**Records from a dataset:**
# # # # # # #
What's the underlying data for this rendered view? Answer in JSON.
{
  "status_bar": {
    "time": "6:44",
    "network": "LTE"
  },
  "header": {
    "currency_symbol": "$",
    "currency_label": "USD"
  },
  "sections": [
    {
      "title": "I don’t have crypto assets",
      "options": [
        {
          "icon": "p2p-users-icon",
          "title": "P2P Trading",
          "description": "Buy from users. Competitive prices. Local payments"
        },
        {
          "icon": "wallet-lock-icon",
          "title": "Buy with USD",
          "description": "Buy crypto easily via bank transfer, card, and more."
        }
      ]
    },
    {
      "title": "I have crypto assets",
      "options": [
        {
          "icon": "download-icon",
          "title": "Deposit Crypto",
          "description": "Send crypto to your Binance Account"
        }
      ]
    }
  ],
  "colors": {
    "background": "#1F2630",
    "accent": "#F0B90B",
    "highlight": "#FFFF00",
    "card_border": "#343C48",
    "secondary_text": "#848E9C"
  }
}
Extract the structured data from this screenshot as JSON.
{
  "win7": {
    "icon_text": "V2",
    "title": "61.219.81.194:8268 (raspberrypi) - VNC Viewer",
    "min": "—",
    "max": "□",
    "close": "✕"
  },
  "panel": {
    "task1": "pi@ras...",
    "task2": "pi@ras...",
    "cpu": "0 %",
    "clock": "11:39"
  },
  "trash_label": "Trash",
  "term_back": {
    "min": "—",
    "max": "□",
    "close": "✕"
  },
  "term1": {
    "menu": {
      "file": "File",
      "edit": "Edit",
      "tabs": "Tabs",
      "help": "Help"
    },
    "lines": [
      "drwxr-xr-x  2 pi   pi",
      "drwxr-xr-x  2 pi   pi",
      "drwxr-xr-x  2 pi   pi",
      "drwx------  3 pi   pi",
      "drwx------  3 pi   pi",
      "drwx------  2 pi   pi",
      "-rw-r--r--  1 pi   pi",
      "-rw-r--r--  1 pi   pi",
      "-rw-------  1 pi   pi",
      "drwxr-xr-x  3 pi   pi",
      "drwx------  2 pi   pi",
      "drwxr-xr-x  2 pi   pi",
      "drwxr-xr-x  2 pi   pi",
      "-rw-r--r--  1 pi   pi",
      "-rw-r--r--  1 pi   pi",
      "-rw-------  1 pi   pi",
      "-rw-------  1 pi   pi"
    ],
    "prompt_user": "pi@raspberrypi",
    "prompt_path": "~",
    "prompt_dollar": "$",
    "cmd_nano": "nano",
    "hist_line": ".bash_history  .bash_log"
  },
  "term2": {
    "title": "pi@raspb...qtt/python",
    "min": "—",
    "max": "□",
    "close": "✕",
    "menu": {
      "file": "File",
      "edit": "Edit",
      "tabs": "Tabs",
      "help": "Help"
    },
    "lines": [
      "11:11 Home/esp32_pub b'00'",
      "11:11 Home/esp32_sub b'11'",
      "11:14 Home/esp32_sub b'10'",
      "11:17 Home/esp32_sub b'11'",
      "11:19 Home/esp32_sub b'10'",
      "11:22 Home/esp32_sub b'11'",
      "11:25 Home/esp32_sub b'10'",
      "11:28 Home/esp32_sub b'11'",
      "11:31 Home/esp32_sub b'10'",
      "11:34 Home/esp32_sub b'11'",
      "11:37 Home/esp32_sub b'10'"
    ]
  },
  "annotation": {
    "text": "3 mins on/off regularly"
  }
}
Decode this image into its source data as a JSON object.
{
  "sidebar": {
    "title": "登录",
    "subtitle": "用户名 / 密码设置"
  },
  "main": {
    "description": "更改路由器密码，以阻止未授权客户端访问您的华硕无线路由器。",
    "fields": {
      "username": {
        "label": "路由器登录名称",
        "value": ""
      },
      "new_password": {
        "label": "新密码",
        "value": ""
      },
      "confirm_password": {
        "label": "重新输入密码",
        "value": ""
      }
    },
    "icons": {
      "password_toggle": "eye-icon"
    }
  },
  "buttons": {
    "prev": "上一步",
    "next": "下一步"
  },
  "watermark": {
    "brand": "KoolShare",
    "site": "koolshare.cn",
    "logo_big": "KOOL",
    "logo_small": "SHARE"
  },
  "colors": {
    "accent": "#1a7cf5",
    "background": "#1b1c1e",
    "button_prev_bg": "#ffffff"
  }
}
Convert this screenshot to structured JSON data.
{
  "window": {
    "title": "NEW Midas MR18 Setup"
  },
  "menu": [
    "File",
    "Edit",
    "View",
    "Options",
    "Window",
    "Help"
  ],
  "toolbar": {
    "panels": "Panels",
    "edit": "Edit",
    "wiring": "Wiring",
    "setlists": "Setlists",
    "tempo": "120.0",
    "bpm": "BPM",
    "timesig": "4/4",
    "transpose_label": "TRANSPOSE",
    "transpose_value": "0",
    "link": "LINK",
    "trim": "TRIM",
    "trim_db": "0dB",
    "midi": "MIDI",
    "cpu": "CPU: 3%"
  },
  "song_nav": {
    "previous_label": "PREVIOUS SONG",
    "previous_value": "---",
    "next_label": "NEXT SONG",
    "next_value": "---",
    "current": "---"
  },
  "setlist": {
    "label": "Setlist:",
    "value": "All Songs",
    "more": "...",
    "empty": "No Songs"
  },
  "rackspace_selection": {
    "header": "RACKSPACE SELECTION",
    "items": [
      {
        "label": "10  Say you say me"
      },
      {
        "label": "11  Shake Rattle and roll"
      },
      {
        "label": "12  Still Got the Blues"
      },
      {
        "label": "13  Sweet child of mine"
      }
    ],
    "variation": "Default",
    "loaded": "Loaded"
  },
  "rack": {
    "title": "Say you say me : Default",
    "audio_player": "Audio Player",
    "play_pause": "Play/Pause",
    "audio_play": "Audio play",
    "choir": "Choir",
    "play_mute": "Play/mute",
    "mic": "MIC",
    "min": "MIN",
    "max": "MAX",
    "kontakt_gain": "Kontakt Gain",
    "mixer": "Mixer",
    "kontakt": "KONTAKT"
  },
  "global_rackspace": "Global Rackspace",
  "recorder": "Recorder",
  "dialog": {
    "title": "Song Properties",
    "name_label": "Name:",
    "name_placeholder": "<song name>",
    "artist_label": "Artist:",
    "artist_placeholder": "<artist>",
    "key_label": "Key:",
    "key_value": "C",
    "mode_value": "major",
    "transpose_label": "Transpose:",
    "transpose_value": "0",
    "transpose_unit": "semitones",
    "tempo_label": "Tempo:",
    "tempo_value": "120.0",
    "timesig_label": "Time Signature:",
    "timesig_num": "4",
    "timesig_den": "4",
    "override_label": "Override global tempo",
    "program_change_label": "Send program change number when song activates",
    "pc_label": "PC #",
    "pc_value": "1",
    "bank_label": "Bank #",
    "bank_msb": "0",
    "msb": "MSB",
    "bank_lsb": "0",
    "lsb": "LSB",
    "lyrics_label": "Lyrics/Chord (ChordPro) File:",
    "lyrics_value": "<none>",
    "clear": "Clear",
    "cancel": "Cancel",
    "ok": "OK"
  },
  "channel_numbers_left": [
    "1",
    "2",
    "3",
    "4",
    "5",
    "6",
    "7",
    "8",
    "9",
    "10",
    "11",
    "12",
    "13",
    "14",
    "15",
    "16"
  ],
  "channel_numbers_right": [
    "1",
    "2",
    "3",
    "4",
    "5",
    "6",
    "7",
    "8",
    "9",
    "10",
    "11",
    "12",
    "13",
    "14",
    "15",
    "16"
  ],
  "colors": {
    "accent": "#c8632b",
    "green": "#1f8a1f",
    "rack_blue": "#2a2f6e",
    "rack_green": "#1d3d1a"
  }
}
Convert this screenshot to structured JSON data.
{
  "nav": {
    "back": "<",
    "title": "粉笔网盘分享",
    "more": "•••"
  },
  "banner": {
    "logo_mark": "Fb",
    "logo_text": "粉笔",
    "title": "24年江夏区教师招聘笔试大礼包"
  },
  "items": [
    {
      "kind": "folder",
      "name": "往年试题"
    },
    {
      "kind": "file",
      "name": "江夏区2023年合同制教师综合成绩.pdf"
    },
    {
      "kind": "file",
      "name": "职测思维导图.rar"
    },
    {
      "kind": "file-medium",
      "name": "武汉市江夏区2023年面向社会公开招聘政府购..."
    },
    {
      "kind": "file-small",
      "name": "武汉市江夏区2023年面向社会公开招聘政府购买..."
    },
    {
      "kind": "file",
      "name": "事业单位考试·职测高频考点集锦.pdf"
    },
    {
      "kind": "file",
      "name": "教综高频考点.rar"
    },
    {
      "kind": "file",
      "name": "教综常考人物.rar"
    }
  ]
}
# # # # # # #
**What you have to do:**
Extract every line of the records above that contains the word "assets".

**Exercise output:**
      "title": "I don’t have crypto assets",
      "title": "I have crypto assets",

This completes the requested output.